Sift the material for lines containing "отпущенную", and return them.

## Start Input data

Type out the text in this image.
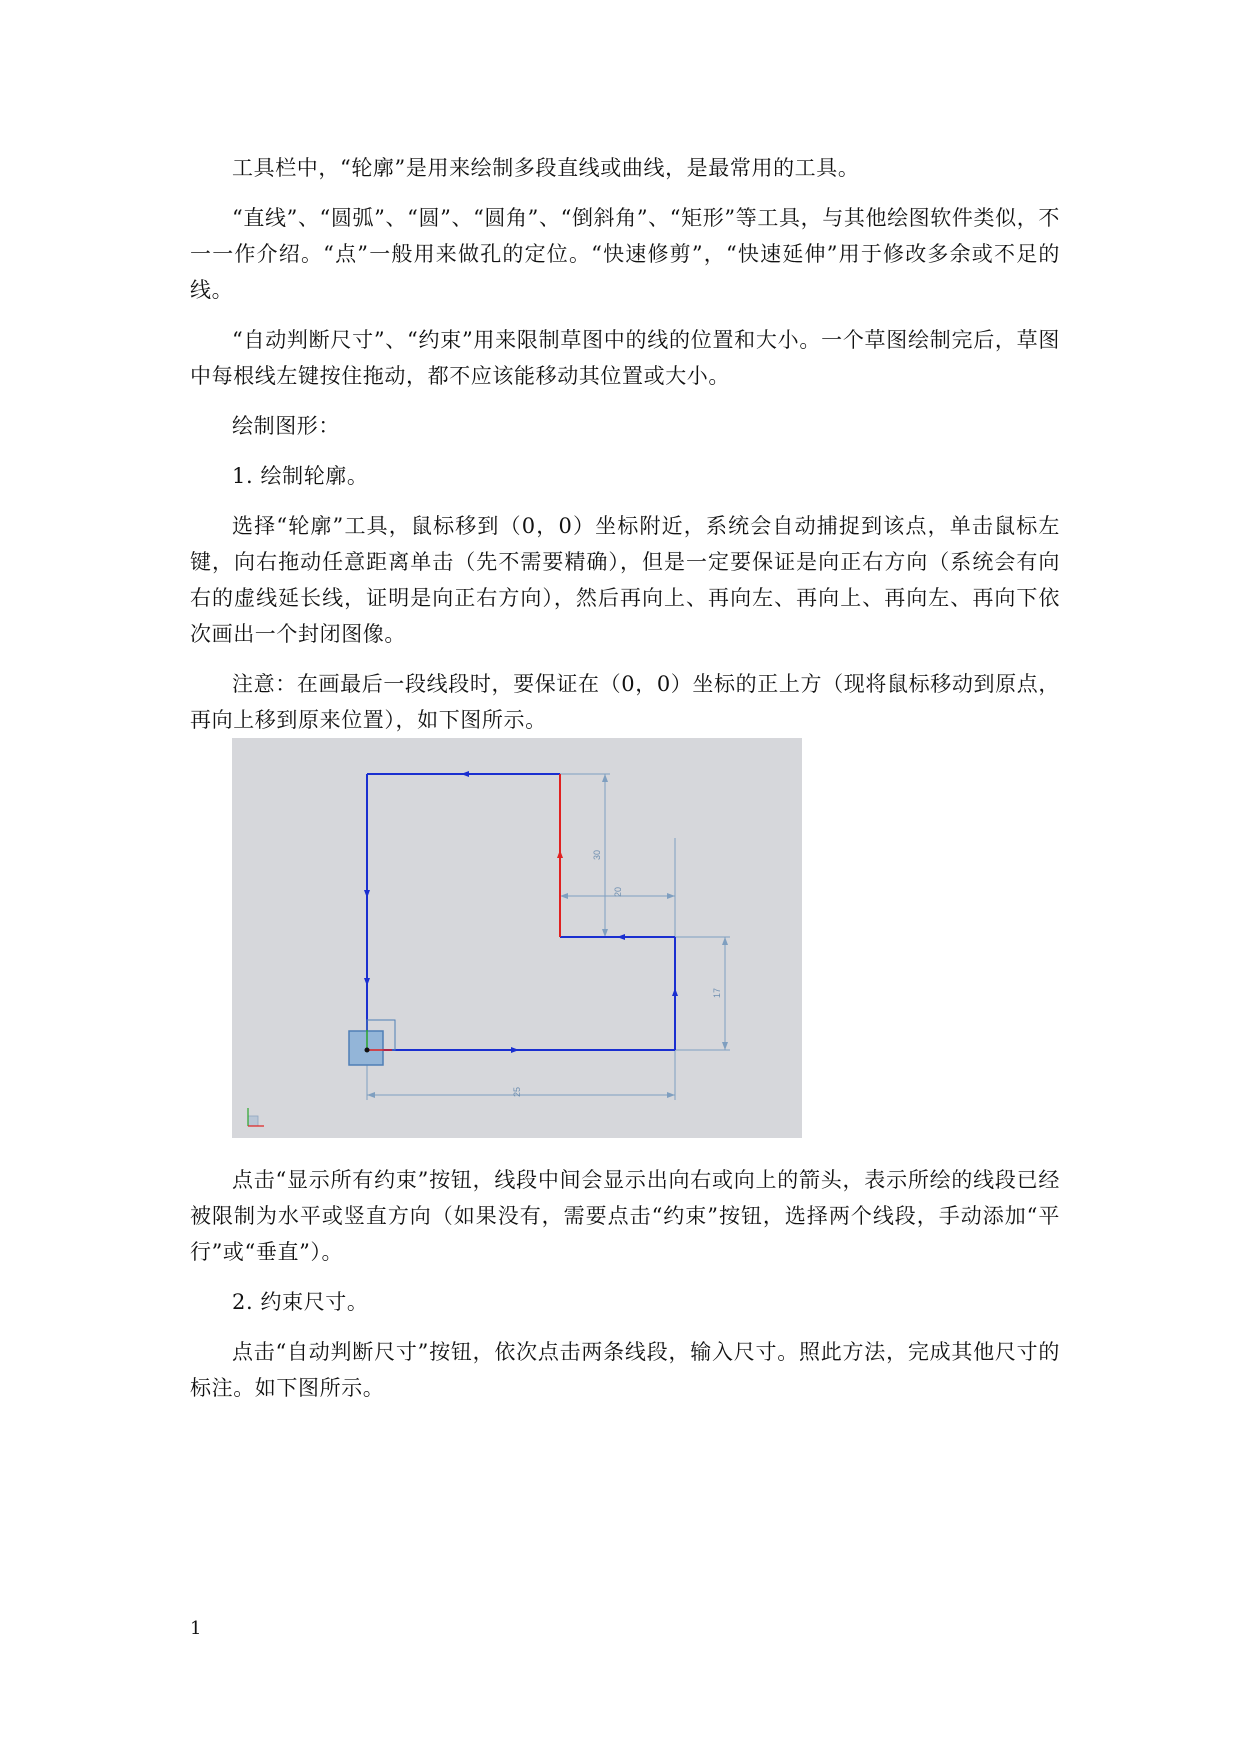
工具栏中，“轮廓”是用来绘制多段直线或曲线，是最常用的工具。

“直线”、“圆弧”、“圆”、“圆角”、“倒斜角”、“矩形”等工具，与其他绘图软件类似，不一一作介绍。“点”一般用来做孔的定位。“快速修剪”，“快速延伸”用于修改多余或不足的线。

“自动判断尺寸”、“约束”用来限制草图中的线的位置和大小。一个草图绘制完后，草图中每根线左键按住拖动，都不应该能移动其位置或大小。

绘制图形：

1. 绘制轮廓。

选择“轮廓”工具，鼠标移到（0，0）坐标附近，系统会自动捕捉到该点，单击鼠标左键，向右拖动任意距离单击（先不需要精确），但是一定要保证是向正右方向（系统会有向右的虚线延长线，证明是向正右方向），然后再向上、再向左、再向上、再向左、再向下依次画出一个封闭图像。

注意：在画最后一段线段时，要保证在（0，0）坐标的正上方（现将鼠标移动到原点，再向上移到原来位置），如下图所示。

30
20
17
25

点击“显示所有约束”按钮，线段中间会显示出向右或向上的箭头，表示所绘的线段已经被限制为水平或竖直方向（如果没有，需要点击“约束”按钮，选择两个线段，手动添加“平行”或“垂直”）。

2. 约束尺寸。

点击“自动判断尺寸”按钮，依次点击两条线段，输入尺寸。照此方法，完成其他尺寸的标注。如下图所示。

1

## End Input data
## Start Input data

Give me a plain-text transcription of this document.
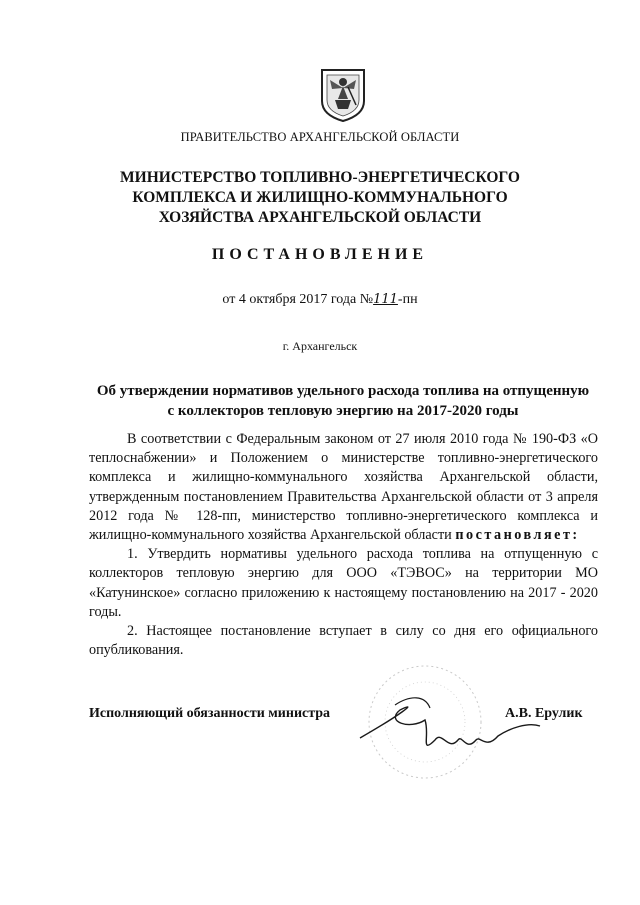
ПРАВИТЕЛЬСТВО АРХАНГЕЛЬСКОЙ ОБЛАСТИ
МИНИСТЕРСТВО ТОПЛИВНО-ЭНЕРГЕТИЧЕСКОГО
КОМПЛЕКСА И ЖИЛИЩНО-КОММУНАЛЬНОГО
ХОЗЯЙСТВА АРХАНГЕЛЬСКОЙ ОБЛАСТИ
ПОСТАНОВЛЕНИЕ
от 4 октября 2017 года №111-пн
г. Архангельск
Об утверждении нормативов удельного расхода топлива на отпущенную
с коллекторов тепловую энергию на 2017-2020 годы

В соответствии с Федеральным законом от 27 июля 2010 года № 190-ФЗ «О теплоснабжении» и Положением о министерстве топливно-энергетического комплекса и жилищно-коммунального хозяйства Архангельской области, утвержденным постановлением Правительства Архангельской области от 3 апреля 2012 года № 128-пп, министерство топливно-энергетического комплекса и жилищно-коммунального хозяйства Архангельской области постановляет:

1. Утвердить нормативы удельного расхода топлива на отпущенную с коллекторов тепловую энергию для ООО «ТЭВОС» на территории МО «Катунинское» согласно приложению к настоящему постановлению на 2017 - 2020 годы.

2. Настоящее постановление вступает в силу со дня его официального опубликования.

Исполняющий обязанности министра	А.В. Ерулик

## End Input data

§ Reply to the exercise:
Об утверждении нормативов удельного расхода топлива на отпущенную
1. Утвердить нормативы удельного расхода топлива на отпущенную с коллекторов тепловую энергию для ООО «ТЭВОС» на территории МО «Катунинское» согласно приложению к настоящему постановлению на 2017 - 2020 годы.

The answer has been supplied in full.